• _What needs to be done_
Resume the course unit description on AI in healthcare, continuing from its last sentence.

• _Passage to read_
------------------------------
You will use case-based learning to explore realistic clinical situations including cases where AI tools may conflict with clinicians. Emphasis will be placed on the patient–practitioner relationship and how these are influenced by the use of AI.

How will students, personally, be different as a result of the unit

You will develop your critical evaluation skills and ability to evaluate AI’s role in healthcare through authentic clinical scenarios and hands-on experience with AI tools. You will develop a greater understanding of AI in healthcare and your own framework to evaluate clinical tools which you will be able to disseminate to patient and colleagues.

You will gain the confidence to apply and assess AI tools in clinical practice and to guide patients in navigating the benefits and limitations of AI in medicine.
------------------------------
Document understanding data:

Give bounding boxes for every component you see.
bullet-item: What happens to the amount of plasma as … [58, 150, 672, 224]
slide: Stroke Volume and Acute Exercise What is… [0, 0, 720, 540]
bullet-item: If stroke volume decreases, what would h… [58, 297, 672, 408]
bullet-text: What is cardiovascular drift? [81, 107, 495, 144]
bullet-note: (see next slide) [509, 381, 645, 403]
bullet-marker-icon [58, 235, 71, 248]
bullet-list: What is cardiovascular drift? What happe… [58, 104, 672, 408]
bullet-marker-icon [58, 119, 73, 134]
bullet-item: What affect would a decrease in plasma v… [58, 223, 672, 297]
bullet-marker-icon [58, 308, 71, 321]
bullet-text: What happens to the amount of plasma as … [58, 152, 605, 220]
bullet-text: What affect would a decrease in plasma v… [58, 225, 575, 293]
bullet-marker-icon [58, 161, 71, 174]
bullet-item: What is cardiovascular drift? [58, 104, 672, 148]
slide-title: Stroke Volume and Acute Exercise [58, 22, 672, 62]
------------------------------
• _Response below_
Learning Outcomes

At the end of the unit, a successful student will be able to:

  1. Describe how AI may impact clinicians and patients
  2. Critically evaluate AI tools in a healthcare context
  3. Identify areas where clinical AI could be useful and discuss what these tools could be
  4. Explain and interpret AI tools for colleagues and patients

How you will learn

Teaching will be delivered through a combination of synchronous and asynchronous sessions, including lectures, lectorials, practical activities and self-directed exercises.

How you will be assessed

Tasks which help you learn and prepare you for summative tasks (formative):

Practical and case-based learning tasks will help prepare you for the summative assessments: tutors and facilitators will provide support to help you complete these and provide feedback.

You will be asked to keep a reflective logbook with annotated case summaries throughout the unit which will be helpful to refer back to.

Summative assessment

Case Report (50%): A critical analysis of the use of an AI tool in a specific clinical scenario. This will include a description and evaluation of the given tool considering key stakeholders in a healthcare setting. This will also consist of a high-level summary for management and a lay summary for patients. (ILOs 1, 2, 3)

Simulated patient encounter (50%): A discussion with a simulated patient or colleague around a specific clinical AI tool, followed by questions from an examiner. (ILOs 1, 2, 4)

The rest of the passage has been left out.